• _Problem to solve_: Copy out every record below exactly as written, but leave out any pictures.
━━━━━ Excerpted data ━━━━━
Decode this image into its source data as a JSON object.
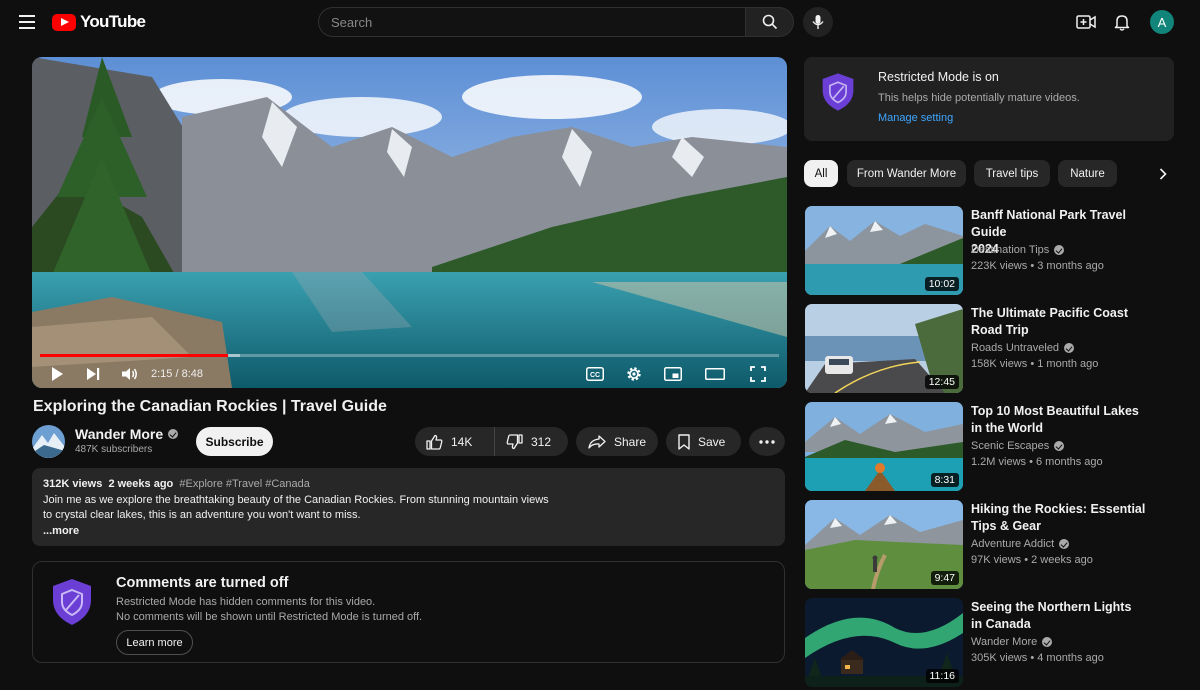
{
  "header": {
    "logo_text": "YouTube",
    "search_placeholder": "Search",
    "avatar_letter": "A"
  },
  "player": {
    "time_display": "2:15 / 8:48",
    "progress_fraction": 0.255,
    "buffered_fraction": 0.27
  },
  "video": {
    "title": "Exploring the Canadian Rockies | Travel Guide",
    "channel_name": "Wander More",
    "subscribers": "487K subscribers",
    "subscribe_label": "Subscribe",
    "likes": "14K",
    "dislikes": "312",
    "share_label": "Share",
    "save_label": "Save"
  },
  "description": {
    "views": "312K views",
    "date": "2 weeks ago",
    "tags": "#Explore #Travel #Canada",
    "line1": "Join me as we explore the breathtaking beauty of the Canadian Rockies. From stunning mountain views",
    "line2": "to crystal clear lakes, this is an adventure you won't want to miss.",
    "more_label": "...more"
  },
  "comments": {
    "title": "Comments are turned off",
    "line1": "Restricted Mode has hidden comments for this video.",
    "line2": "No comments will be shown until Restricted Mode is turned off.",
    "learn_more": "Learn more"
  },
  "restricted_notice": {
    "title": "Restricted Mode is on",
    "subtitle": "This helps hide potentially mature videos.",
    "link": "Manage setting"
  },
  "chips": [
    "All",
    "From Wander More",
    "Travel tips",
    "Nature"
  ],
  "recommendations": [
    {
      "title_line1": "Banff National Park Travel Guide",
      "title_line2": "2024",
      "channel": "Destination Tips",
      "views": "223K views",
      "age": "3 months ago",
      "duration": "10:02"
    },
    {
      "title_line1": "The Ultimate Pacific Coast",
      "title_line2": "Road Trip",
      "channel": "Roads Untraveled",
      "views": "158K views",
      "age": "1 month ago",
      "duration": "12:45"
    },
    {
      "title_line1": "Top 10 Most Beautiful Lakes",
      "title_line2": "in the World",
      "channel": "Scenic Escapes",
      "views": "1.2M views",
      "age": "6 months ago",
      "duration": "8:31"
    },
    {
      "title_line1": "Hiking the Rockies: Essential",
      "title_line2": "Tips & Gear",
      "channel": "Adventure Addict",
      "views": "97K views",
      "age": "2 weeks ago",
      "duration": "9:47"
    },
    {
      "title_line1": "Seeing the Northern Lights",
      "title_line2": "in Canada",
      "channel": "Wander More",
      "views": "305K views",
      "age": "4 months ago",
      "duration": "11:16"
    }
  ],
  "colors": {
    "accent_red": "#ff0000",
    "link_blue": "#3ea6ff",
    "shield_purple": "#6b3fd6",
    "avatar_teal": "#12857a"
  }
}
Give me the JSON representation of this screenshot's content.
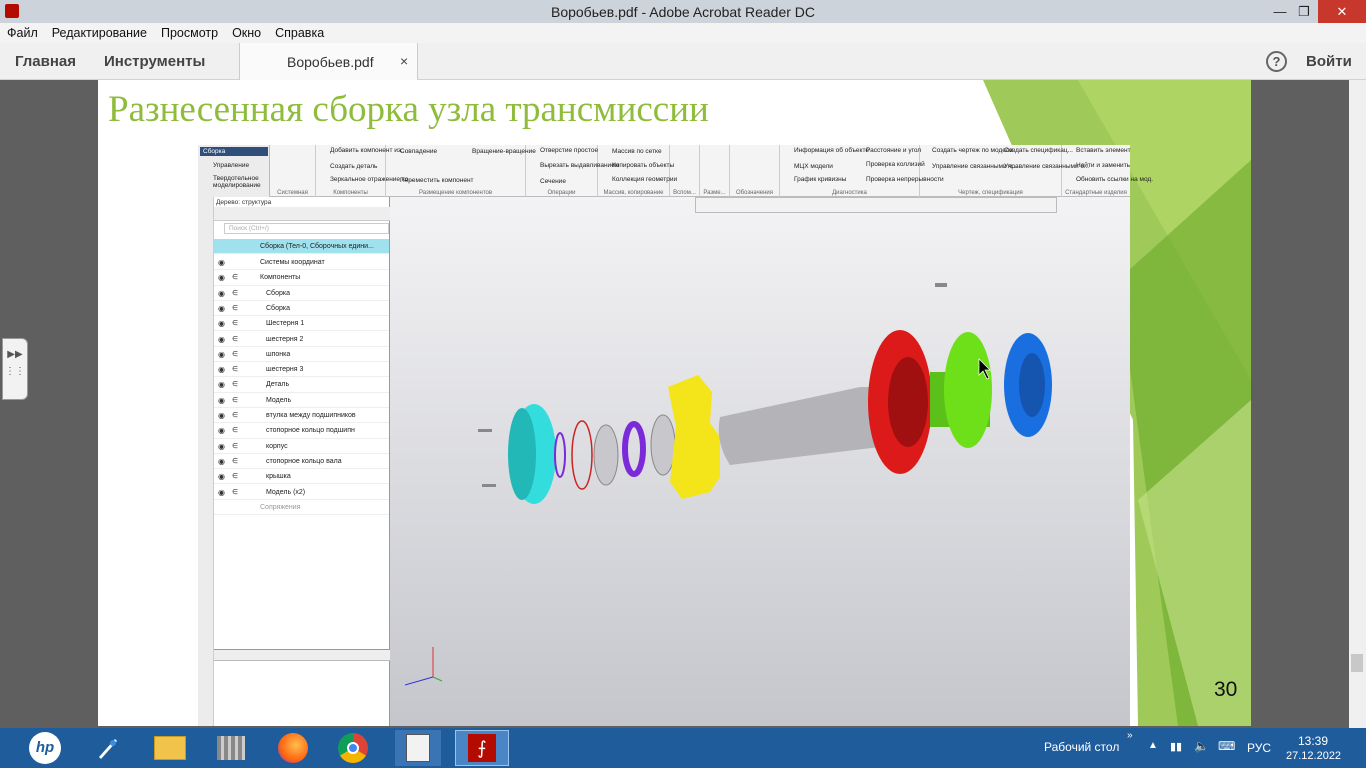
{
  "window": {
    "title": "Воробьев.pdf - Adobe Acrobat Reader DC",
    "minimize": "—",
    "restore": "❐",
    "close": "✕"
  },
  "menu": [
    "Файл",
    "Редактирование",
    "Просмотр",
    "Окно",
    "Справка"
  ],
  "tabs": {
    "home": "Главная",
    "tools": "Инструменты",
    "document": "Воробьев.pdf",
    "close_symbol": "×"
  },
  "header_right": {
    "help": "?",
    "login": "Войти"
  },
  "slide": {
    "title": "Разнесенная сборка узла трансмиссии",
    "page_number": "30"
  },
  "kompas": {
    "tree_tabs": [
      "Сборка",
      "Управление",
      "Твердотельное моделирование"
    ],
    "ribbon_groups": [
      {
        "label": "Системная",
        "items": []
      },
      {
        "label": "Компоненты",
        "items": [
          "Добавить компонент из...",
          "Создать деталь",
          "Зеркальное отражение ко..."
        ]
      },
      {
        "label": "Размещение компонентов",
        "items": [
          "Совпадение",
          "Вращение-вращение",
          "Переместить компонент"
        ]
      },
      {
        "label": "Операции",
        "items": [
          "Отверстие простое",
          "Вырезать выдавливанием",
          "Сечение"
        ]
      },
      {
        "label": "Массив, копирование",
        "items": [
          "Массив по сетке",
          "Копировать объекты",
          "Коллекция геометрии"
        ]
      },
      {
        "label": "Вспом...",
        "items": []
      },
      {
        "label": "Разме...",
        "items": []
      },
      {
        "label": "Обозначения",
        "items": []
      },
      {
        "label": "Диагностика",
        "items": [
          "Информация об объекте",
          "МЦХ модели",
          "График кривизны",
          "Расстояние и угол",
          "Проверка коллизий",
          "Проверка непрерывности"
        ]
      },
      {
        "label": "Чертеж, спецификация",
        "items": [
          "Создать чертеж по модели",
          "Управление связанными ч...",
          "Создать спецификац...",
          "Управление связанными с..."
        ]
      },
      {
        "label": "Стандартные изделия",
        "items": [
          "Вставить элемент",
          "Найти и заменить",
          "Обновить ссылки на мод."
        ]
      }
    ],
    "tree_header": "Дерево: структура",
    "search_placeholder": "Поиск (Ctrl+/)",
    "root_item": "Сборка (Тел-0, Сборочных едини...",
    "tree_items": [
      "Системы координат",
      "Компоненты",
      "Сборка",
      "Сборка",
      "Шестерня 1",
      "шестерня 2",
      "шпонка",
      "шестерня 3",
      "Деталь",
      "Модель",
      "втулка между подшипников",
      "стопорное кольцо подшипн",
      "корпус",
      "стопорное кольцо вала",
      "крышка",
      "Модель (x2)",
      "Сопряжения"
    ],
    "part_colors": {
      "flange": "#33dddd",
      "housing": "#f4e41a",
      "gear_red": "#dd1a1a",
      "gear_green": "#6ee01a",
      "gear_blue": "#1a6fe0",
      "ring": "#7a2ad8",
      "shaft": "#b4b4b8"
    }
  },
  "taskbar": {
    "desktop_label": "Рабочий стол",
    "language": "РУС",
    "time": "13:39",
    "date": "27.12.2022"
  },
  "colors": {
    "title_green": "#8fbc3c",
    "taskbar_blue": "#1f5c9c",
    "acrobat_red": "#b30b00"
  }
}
━━━━━
• _Exercise output_:
Decode this image into its source data as a JSON object.
{
  "header": {
    "logo_text": "YouTube",
    "search_placeholder": "Search",
    "avatar_letter": "A"
  },
  "player": {
    "time_display": "2:15 / 8:48",
    "progress_fraction": 0.255,
    "buffered_fraction": 0.27
  },
  "video": {
    "title": "Exploring the Canadian Rockies | Travel Guide",
    "channel_name": "Wander More",
    "subscribers": "487K subscribers",
    "subscribe_label": "Subscribe",
    "likes": "14K",
    "dislikes": "312",
    "share_label": "Share",
    "save_label": "Save"
  },
  "description": {
    "views": "312K views",
    "date": "2 weeks ago",
    "tags": "#Explore #Travel #Canada",
    "line1": "Join me as we explore the breathtaking beauty of the Canadian Rockies. From stunning mountain views",
    "line2": "to crystal clear lakes, this is an adventure you won't want to miss.",
    "more_label": "...more"
  },
  "comments": {
    "title": "Comments are turned off",
    "line1": "Restricted Mode has hidden comments for this video.",
    "line2": "No comments will be shown until Restricted Mode is turned off.",
    "learn_more": "Learn more"
  },
  "restricted_notice": {
    "title": "Restricted Mode is on",
    "subtitle": "This helps hide potentially mature videos.",
    "link": "Manage setting"
  },
  "chips": [
    "All",
    "From Wander More",
    "Travel tips",
    "Nature"
  ],
  "recommendations": [
    {
      "title_line1": "Banff National Park Travel Guide",
      "title_line2": "2024",
      "channel": "Destination Tips",
      "views": "223K views",
      "age": "3 months ago",
      "duration": "10:02"
    },
    {
      "title_line1": "The Ultimate Pacific Coast",
      "title_line2": "Road Trip",
      "channel": "Roads Untraveled",
      "views": "158K views",
      "age": "1 month ago",
      "duration": "12:45"
    },
    {
      "title_line1": "Top 10 Most Beautiful Lakes",
      "title_line2": "in the World",
      "channel": "Scenic Escapes",
      "views": "1.2M views",
      "age": "6 months ago",
      "duration": "8:31"
    },
    {
      "title_line1": "Hiking the Rockies: Essential",
      "title_line2": "Tips & Gear",
      "channel": "Adventure Addict",
      "views": "97K views",
      "age": "2 weeks ago",
      "duration": "9:47"
    },
    {
      "title_line1": "Seeing the Northern Lights",
      "title_line2": "in Canada",
      "channel": "Wander More",
      "views": "305K views",
      "age": "4 months ago",
      "duration": "11:16"
    }
  ],
  "colors": {
    "accent_red": "#ff0000",
    "link_blue": "#3ea6ff",
    "shield_purple": "#6b3fd6",
    "avatar_teal": "#12857a"
  }
}
Give me the JSON representation of this screenshot's content.
{
  "window": {
    "title": "Воробьев.pdf - Adobe Acrobat Reader DC",
    "minimize": "—",
    "restore": "❐",
    "close": "✕"
  },
  "menu": [
    "Файл",
    "Редактирование",
    "Просмотр",
    "Окно",
    "Справка"
  ],
  "tabs": {
    "home": "Главная",
    "tools": "Инструменты",
    "document": "Воробьев.pdf",
    "close_symbol": "×"
  },
  "header_right": {
    "help": "?",
    "login": "Войти"
  },
  "slide": {
    "title": "Разнесенная сборка узла трансмиссии",
    "page_number": "30"
  },
  "kompas": {
    "tree_tabs": [
      "Сборка",
      "Управление",
      "Твердотельное моделирование"
    ],
    "ribbon_groups": [
      {
        "label": "Системная",
        "items": []
      },
      {
        "label": "Компоненты",
        "items": [
          "Добавить компонент из...",
          "Создать деталь",
          "Зеркальное отражение ко..."
        ]
      },
      {
        "label": "Размещение компонентов",
        "items": [
          "Совпадение",
          "Вращение-вращение",
          "Переместить компонент"
        ]
      },
      {
        "label": "Операции",
        "items": [
          "Отверстие простое",
          "Вырезать выдавливанием",
          "Сечение"
        ]
      },
      {
        "label": "Массив, копирование",
        "items": [
          "Массив по сетке",
          "Копировать объекты",
          "Коллекция геометрии"
        ]
      },
      {
        "label": "Вспом...",
        "items": []
      },
      {
        "label": "Разме...",
        "items": []
      },
      {
        "label": "Обозначения",
        "items": []
      },
      {
        "label": "Диагностика",
        "items": [
          "Информация об объекте",
          "МЦХ модели",
          "График кривизны",
          "Расстояние и угол",
          "Проверка коллизий",
          "Проверка непрерывности"
        ]
      },
      {
        "label": "Чертеж, спецификация",
        "items": [
          "Создать чертеж по модели",
          "Управление связанными ч...",
          "Создать спецификац...",
          "Управление связанными с..."
        ]
      },
      {
        "label": "Стандартные изделия",
        "items": [
          "Вставить элемент",
          "Найти и заменить",
          "Обновить ссылки на мод."
        ]
      }
    ],
    "tree_header": "Дерево: структура",
    "search_placeholder": "Поиск (Ctrl+/)",
    "root_item": "Сборка (Тел-0, Сборочных едини...",
    "tree_items": [
      "Системы координат",
      "Компоненты",
      "Сборка",
      "Сборка",
      "Шестерня 1",
      "шестерня 2",
      "шпонка",
      "шестерня 3",
      "Деталь",
      "Модель",
      "втулка между подшипников",
      "стопорное кольцо подшипн",
      "корпус",
      "стопорное кольцо вала",
      "крышка",
      "Модель (x2)",
      "Сопряжения"
    ],
    "part_colors": {
      "flange": "#33dddd",
      "housing": "#f4e41a",
      "gear_red": "#dd1a1a",
      "gear_green": "#6ee01a",
      "gear_blue": "#1a6fe0",
      "ring": "#7a2ad8",
      "shaft": "#b4b4b8"
    }
  },
  "taskbar": {
    "desktop_label": "Рабочий стол",
    "language": "РУС",
    "time": "13:39",
    "date": "27.12.2022"
  },
  "colors": {
    "title_green": "#8fbc3c",
    "taskbar_blue": "#1f5c9c",
    "acrobat_red": "#b30b00"
  }
}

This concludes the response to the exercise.